OBJECTIVE → Exclude all pictures, then copy each of the records exactly as written.

__________

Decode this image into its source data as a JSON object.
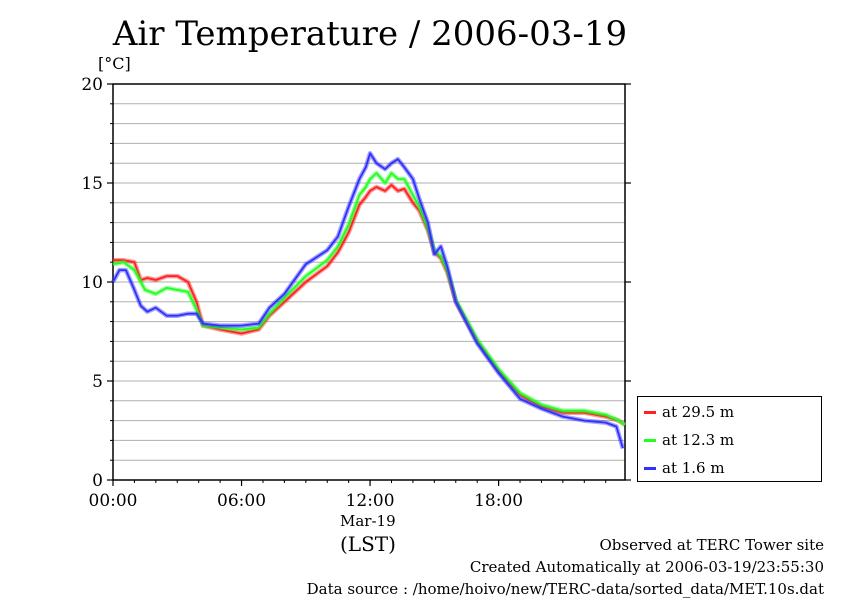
{
  "chart_data": {
    "type": "line",
    "title": "Air Temperature / 2006-03-19",
    "ylabel": "[°C]",
    "xlabel": "(LST)",
    "x_date_label": "Mar-19",
    "ylim": [
      0,
      20
    ],
    "yticks": [
      "0",
      "5",
      "10",
      "15",
      "20"
    ],
    "xticks": [
      "00:00",
      "06:00",
      "12:00",
      "18:00"
    ],
    "xlim_hours": [
      0,
      23.9
    ],
    "grid": true,
    "legend_position": "lower-right outside",
    "series": [
      {
        "name": "at 29.5 m",
        "color": "#ff2020",
        "hours": [
          0,
          0.5,
          1,
          1.3,
          1.6,
          2,
          2.5,
          3,
          3.5,
          3.9,
          4.2,
          5,
          6,
          6.8,
          7.3,
          8,
          9,
          10,
          10.5,
          11,
          11.5,
          11.8,
          12,
          12.3,
          12.7,
          13,
          13.3,
          13.6,
          14,
          14.3,
          14.7,
          15,
          15.3,
          15.6,
          16,
          17,
          18,
          19,
          20,
          21,
          22,
          23,
          23.6,
          23.9
        ],
        "values": [
          11.1,
          11.1,
          11.0,
          10.1,
          10.2,
          10.1,
          10.3,
          10.3,
          10.0,
          9.0,
          7.8,
          7.6,
          7.4,
          7.6,
          8.3,
          9.0,
          10.0,
          10.8,
          11.5,
          12.5,
          13.9,
          14.3,
          14.6,
          14.8,
          14.6,
          14.9,
          14.6,
          14.7,
          14.0,
          13.6,
          12.6,
          11.5,
          11.2,
          10.5,
          9.0,
          7.0,
          5.5,
          4.3,
          3.7,
          3.4,
          3.4,
          3.2,
          3.0,
          2.8
        ]
      },
      {
        "name": "at 12.3 m",
        "color": "#20ff20",
        "hours": [
          0,
          0.5,
          1,
          1.5,
          2,
          2.5,
          3,
          3.5,
          3.9,
          4.2,
          5,
          6,
          6.8,
          7.3,
          8,
          9,
          10,
          10.5,
          11,
          11.5,
          11.8,
          12,
          12.3,
          12.7,
          13,
          13.3,
          13.6,
          14,
          14.3,
          14.7,
          15,
          15.3,
          15.6,
          16,
          17,
          18,
          19,
          20,
          21,
          22,
          23,
          23.6,
          23.9
        ],
        "values": [
          10.9,
          11.0,
          10.6,
          9.6,
          9.4,
          9.7,
          9.6,
          9.5,
          8.6,
          7.8,
          7.7,
          7.6,
          7.7,
          8.4,
          9.2,
          10.3,
          11.1,
          11.8,
          12.9,
          14.4,
          14.8,
          15.2,
          15.5,
          15.0,
          15.5,
          15.2,
          15.2,
          14.4,
          13.8,
          12.7,
          11.6,
          11.3,
          10.6,
          9.1,
          7.1,
          5.6,
          4.4,
          3.8,
          3.5,
          3.5,
          3.3,
          3.0,
          2.8
        ]
      },
      {
        "name": "at 1.6 m",
        "color": "#3030ff",
        "hours": [
          0,
          0.3,
          0.6,
          1,
          1.3,
          1.6,
          2,
          2.5,
          3,
          3.5,
          3.9,
          4.2,
          5,
          6,
          6.8,
          7.3,
          8,
          9,
          10,
          10.5,
          11,
          11.5,
          11.8,
          12,
          12.3,
          12.7,
          13,
          13.3,
          13.6,
          14,
          14.3,
          14.7,
          15,
          15.3,
          15.6,
          16,
          17,
          18,
          19,
          20,
          21,
          22,
          23,
          23.5,
          23.8
        ],
        "values": [
          10.0,
          10.6,
          10.6,
          9.6,
          8.8,
          8.5,
          8.7,
          8.3,
          8.3,
          8.4,
          8.4,
          7.9,
          7.8,
          7.8,
          7.9,
          8.7,
          9.4,
          10.9,
          11.6,
          12.3,
          13.8,
          15.2,
          15.8,
          16.5,
          16.0,
          15.7,
          16.0,
          16.2,
          15.8,
          15.2,
          14.2,
          13.0,
          11.4,
          11.8,
          10.8,
          9.0,
          6.9,
          5.4,
          4.1,
          3.6,
          3.2,
          3.0,
          2.9,
          2.7,
          1.6
        ]
      }
    ]
  },
  "footer": {
    "site": "Observed at TERC Tower site",
    "created": "Created Automatically at 2006-03-19/23:55:30",
    "source": "Data source : /home/hoivo/new/TERC-data/sorted_data/MET.10s.dat"
  }
}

__________

SOLUTION TO THIS EXERCISE →
Decode this image into its source data as a JSON object.
{
  "chart_data": {
    "type": "line",
    "title": "Air Temperature / 2006-03-19",
    "ylabel": "[°C]",
    "xlabel": "(LST)",
    "x_date_label": "Mar-19",
    "ylim": [
      0,
      20
    ],
    "yticks": [
      "0",
      "5",
      "10",
      "15",
      "20"
    ],
    "xticks": [
      "00:00",
      "06:00",
      "12:00",
      "18:00"
    ],
    "xlim_hours": [
      0,
      23.9
    ],
    "grid": true,
    "legend_position": "lower-right outside",
    "series": [
      {
        "name": "at 29.5 m",
        "color": "#ff2020",
        "hours": [
          0,
          0.5,
          1,
          1.3,
          1.6,
          2,
          2.5,
          3,
          3.5,
          3.9,
          4.2,
          5,
          6,
          6.8,
          7.3,
          8,
          9,
          10,
          10.5,
          11,
          11.5,
          11.8,
          12,
          12.3,
          12.7,
          13,
          13.3,
          13.6,
          14,
          14.3,
          14.7,
          15,
          15.3,
          15.6,
          16,
          17,
          18,
          19,
          20,
          21,
          22,
          23,
          23.6,
          23.9
        ],
        "values": [
          11.1,
          11.1,
          11.0,
          10.1,
          10.2,
          10.1,
          10.3,
          10.3,
          10.0,
          9.0,
          7.8,
          7.6,
          7.4,
          7.6,
          8.3,
          9.0,
          10.0,
          10.8,
          11.5,
          12.5,
          13.9,
          14.3,
          14.6,
          14.8,
          14.6,
          14.9,
          14.6,
          14.7,
          14.0,
          13.6,
          12.6,
          11.5,
          11.2,
          10.5,
          9.0,
          7.0,
          5.5,
          4.3,
          3.7,
          3.4,
          3.4,
          3.2,
          3.0,
          2.8
        ]
      },
      {
        "name": "at 12.3 m",
        "color": "#20ff20",
        "hours": [
          0,
          0.5,
          1,
          1.5,
          2,
          2.5,
          3,
          3.5,
          3.9,
          4.2,
          5,
          6,
          6.8,
          7.3,
          8,
          9,
          10,
          10.5,
          11,
          11.5,
          11.8,
          12,
          12.3,
          12.7,
          13,
          13.3,
          13.6,
          14,
          14.3,
          14.7,
          15,
          15.3,
          15.6,
          16,
          17,
          18,
          19,
          20,
          21,
          22,
          23,
          23.6,
          23.9
        ],
        "values": [
          10.9,
          11.0,
          10.6,
          9.6,
          9.4,
          9.7,
          9.6,
          9.5,
          8.6,
          7.8,
          7.7,
          7.6,
          7.7,
          8.4,
          9.2,
          10.3,
          11.1,
          11.8,
          12.9,
          14.4,
          14.8,
          15.2,
          15.5,
          15.0,
          15.5,
          15.2,
          15.2,
          14.4,
          13.8,
          12.7,
          11.6,
          11.3,
          10.6,
          9.1,
          7.1,
          5.6,
          4.4,
          3.8,
          3.5,
          3.5,
          3.3,
          3.0,
          2.8
        ]
      },
      {
        "name": "at 1.6 m",
        "color": "#3030ff",
        "hours": [
          0,
          0.3,
          0.6,
          1,
          1.3,
          1.6,
          2,
          2.5,
          3,
          3.5,
          3.9,
          4.2,
          5,
          6,
          6.8,
          7.3,
          8,
          9,
          10,
          10.5,
          11,
          11.5,
          11.8,
          12,
          12.3,
          12.7,
          13,
          13.3,
          13.6,
          14,
          14.3,
          14.7,
          15,
          15.3,
          15.6,
          16,
          17,
          18,
          19,
          20,
          21,
          22,
          23,
          23.5,
          23.8
        ],
        "values": [
          10.0,
          10.6,
          10.6,
          9.6,
          8.8,
          8.5,
          8.7,
          8.3,
          8.3,
          8.4,
          8.4,
          7.9,
          7.8,
          7.8,
          7.9,
          8.7,
          9.4,
          10.9,
          11.6,
          12.3,
          13.8,
          15.2,
          15.8,
          16.5,
          16.0,
          15.7,
          16.0,
          16.2,
          15.8,
          15.2,
          14.2,
          13.0,
          11.4,
          11.8,
          10.8,
          9.0,
          6.9,
          5.4,
          4.1,
          3.6,
          3.2,
          3.0,
          2.9,
          2.7,
          1.6
        ]
      }
    ]
  },
  "footer": {
    "site": "Observed at TERC Tower site",
    "created": "Created Automatically at 2006-03-19/23:55:30",
    "source": "Data source : /home/hoivo/new/TERC-data/sorted_data/MET.10s.dat"
  }
}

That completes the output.